_Dataset items:_
• • • • • • •
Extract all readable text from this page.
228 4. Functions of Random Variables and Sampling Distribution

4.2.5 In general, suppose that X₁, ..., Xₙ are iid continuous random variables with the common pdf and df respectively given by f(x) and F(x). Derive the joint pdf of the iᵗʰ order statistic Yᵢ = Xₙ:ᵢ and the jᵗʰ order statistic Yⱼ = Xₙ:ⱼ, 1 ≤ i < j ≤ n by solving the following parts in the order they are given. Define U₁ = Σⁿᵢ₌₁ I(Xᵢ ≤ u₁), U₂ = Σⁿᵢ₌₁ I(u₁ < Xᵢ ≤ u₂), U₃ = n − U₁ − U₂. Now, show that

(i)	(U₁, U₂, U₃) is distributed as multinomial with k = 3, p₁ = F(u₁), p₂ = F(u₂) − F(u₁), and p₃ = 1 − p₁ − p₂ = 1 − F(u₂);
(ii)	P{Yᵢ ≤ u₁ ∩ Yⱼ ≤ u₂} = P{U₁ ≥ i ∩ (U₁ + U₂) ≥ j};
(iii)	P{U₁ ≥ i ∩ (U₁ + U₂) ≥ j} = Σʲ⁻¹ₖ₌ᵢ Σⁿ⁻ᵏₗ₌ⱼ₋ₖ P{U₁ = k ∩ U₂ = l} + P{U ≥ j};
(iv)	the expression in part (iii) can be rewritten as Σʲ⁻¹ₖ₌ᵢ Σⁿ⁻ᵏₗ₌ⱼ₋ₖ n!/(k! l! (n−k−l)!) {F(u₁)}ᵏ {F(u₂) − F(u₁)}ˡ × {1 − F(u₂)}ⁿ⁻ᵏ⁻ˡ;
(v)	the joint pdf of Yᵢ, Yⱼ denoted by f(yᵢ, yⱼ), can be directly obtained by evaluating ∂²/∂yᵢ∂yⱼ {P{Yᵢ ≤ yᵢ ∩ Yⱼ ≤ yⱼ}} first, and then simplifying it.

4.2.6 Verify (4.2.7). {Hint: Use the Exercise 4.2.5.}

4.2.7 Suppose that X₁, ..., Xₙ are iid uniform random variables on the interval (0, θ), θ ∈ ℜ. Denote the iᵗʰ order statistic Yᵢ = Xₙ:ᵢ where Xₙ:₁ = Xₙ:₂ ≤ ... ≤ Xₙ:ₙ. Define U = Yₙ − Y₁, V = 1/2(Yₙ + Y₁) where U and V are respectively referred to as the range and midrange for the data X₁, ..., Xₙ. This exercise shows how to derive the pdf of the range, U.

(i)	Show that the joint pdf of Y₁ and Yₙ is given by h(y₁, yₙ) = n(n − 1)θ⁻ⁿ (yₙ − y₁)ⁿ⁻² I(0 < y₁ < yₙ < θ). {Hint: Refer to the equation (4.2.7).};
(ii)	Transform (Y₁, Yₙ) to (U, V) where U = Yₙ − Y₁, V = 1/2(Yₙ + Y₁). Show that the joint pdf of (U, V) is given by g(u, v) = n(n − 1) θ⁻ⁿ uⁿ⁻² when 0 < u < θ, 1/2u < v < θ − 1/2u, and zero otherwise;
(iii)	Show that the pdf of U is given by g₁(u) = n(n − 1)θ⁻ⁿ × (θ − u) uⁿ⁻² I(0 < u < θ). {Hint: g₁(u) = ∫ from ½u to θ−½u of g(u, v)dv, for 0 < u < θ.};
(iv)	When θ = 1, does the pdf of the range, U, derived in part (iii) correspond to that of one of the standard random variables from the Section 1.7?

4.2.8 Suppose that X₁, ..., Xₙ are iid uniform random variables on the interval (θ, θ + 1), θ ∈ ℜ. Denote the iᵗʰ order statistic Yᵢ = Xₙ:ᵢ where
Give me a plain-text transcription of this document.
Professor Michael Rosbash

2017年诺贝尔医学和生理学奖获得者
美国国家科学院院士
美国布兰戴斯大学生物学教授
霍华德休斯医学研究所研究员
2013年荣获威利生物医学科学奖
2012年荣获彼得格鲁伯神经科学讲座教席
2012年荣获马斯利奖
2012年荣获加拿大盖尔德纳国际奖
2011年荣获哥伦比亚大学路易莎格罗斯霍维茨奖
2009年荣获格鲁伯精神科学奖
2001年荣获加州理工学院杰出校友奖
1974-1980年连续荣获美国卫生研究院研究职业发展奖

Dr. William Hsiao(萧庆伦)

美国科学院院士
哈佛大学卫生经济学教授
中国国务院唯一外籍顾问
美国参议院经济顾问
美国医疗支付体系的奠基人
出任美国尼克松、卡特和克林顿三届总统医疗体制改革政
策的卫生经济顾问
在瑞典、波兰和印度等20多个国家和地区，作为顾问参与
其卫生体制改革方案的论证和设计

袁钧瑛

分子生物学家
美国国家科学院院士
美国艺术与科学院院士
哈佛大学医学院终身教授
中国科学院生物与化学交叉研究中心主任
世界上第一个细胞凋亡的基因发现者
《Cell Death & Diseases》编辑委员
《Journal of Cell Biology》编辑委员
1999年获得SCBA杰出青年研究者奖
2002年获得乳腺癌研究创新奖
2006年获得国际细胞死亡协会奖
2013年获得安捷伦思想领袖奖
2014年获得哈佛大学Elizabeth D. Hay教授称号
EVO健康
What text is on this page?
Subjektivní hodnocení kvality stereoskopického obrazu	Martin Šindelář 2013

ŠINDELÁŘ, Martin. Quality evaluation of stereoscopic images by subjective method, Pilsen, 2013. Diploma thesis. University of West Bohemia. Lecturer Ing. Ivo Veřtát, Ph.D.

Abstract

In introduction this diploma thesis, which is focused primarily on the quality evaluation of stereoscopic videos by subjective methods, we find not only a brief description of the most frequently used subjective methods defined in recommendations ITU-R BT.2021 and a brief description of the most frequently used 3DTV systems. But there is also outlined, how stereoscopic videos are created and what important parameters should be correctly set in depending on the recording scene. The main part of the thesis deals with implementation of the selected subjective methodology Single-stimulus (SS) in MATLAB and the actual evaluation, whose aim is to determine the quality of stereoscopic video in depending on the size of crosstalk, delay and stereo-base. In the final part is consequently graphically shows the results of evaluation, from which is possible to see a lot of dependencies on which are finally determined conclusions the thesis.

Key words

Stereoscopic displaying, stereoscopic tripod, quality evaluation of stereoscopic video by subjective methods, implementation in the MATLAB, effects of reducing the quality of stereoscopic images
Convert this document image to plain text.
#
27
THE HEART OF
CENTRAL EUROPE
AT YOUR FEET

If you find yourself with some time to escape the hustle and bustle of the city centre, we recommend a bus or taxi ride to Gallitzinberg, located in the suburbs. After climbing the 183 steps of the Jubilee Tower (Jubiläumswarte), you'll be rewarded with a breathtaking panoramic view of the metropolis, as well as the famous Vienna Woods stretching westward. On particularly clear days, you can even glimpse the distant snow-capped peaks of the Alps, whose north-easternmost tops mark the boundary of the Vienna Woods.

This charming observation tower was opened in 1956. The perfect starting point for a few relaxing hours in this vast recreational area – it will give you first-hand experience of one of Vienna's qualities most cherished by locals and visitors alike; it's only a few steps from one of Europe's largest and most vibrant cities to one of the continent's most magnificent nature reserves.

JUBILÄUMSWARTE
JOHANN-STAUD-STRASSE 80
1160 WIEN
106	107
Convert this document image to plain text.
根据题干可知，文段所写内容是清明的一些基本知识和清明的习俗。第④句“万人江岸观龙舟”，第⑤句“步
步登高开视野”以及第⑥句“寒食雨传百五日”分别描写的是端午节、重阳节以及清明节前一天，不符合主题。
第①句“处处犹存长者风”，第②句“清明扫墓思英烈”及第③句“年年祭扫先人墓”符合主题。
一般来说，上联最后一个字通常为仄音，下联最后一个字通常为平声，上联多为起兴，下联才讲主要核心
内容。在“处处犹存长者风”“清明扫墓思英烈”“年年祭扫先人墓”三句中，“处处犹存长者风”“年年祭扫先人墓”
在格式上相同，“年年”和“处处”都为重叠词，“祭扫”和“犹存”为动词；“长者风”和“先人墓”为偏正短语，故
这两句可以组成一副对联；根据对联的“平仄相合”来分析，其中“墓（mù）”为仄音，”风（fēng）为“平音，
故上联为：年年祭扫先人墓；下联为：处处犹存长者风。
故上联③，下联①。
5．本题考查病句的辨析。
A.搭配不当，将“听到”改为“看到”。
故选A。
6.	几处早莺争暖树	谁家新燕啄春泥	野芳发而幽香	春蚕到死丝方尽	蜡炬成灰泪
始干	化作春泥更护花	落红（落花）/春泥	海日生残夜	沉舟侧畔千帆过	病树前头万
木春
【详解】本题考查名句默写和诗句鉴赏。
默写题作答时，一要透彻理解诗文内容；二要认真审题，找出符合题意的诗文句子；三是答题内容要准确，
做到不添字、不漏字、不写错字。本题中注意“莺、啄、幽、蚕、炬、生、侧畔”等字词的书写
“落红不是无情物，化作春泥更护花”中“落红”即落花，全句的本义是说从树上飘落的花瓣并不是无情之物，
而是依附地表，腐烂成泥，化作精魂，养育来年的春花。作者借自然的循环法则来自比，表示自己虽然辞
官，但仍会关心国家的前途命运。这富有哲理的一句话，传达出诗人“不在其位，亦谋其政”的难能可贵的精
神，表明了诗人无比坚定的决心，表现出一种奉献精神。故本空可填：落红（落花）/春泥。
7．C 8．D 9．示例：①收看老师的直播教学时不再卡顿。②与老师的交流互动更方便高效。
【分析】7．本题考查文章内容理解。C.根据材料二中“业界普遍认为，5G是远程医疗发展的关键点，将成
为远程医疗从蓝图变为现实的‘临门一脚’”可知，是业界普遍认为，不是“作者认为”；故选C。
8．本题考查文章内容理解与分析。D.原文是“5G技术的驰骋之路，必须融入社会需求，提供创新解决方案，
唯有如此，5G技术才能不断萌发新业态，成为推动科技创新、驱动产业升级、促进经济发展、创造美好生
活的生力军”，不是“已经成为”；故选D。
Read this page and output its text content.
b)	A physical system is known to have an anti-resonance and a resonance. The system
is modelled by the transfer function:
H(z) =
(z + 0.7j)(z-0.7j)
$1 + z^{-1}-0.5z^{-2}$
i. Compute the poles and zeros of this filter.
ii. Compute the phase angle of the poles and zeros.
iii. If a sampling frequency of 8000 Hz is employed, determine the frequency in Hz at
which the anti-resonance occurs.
• • • • • • •
Looking at the entries above, say how many lines contain the word "text". Only the number is wanted.

_Exercise solution:_
6